Extracted records:
——————————
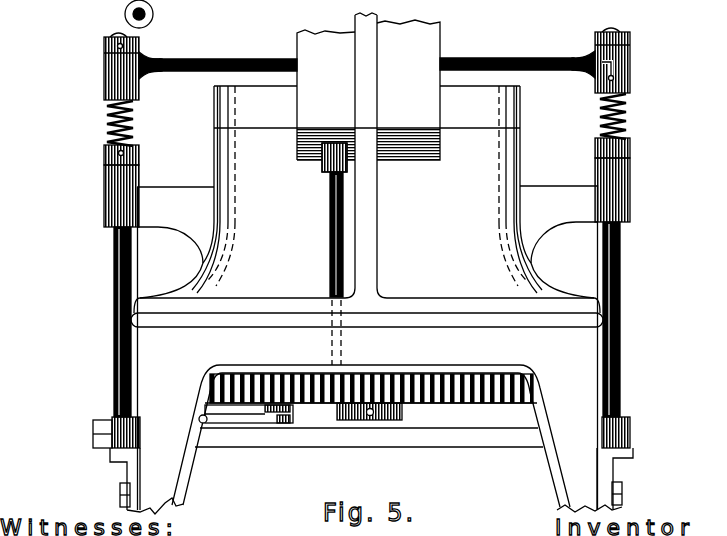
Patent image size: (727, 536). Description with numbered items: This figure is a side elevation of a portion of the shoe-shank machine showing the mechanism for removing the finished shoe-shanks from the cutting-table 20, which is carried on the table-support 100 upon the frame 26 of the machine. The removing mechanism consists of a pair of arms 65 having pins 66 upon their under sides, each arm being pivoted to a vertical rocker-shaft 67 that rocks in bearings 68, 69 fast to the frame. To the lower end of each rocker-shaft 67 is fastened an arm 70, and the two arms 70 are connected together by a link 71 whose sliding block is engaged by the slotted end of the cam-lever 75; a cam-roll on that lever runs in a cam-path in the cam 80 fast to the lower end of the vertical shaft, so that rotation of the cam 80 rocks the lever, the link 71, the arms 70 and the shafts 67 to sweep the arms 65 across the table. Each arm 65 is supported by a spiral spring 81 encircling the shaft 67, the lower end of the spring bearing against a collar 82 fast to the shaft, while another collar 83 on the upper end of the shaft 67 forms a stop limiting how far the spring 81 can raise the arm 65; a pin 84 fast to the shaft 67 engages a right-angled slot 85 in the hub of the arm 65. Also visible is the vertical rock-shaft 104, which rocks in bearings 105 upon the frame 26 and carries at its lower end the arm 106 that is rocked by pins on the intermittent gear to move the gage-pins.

The cutting-table 20 is at (494, 102).
The frame 26 is at (407, 43).
The arms 65 is at (547, 57).
The pins 66 is at (455, 60).
The vertical rocker-shaft 67 is at (622, 247).
The bearing 68 is at (630, 187).
The bearing 69 is at (107, 193).
The arm 70 is at (155, 3).
The link 71 is at (100, 440).
The cam-lever 75 is at (247, 418).
The cam 80 is at (437, 403).
The spiral spring 81 is at (107, 118).
The collar 82 is at (630, 148).
The collar 83 is at (628, 41).
The pin 84 is at (626, 73).
The right-angled slot 85 is at (613, 64).
The table-support 100 is at (240, 210).
The vertical rock-shaft 104 is at (332, 233).
The bearings 105 is at (322, 167).
The arm 106 is at (347, 362).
——————————
◆ **Written instruction**: Swap "shoe-shank machine" for "shank-cutting machine" in every row, changing nothing else, and write the rows out again without the pictures.

◆ **Solved exercise**:
Patent image size: (727, 536). Description with numbered items: This figure is a side elevation of a portion of the shank-cutting machine showing the mechanism for removing the finished shoe-shanks from the cutting-table 20, which is carried on the table-support 100 upon the frame 26 of the machine. The removing mechanism consists of a pair of arms 65 having pins 66 upon their under sides, each arm being pivoted to a vertical rocker-shaft 67 that rocks in bearings 68, 69 fast to the frame. To the lower end of each rocker-shaft 67 is fastened an arm 70, and the two arms 70 are connected together by a link 71 whose sliding block is engaged by the slotted end of the cam-lever 75; a cam-roll on that lever runs in a cam-path in the cam 80 fast to the lower end of the vertical shaft, so that rotation of the cam 80 rocks the lever, the link 71, the arms 70 and the shafts 67 to sweep the arms 65 across the table. Each arm 65 is supported by a spiral spring 81 encircling the shaft 67, the lower end of the spring bearing against a collar 82 fast to the shaft, while another collar 83 on the upper end of the shaft 67 forms a stop limiting how far the spring 81 can raise the arm 65; a pin 84 fast to the shaft 67 engages a right-angled slot 85 in the hub of the arm 65. Also visible is the vertical rock-shaft 104, which rocks in bearings 105 upon the frame 26 and carries at its lower end the arm 106 that is rocked by pins on the intermittent gear to move the gage-pins.

The cutting-table 20 is at (494, 102).
The frame 26 is at (407, 43).
The arms 65 is at (547, 57).
The pins 66 is at (455, 60).
The vertical rocker-shaft 67 is at (622, 247).
The bearing 68 is at (630, 187).
The bearing 69 is at (107, 193).
The arm 70 is at (155, 3).
The link 71 is at (100, 440).
The cam-lever 75 is at (247, 418).
The cam 80 is at (437, 403).
The spiral spring 81 is at (107, 118).
The collar 82 is at (630, 148).
The collar 83 is at (628, 41).
The pin 84 is at (626, 73).
The right-angled slot 85 is at (613, 64).
The table-support 100 is at (240, 210).
The vertical rock-shaft 104 is at (332, 233).
The bearings 105 is at (322, 167).
The arm 106 is at (347, 362).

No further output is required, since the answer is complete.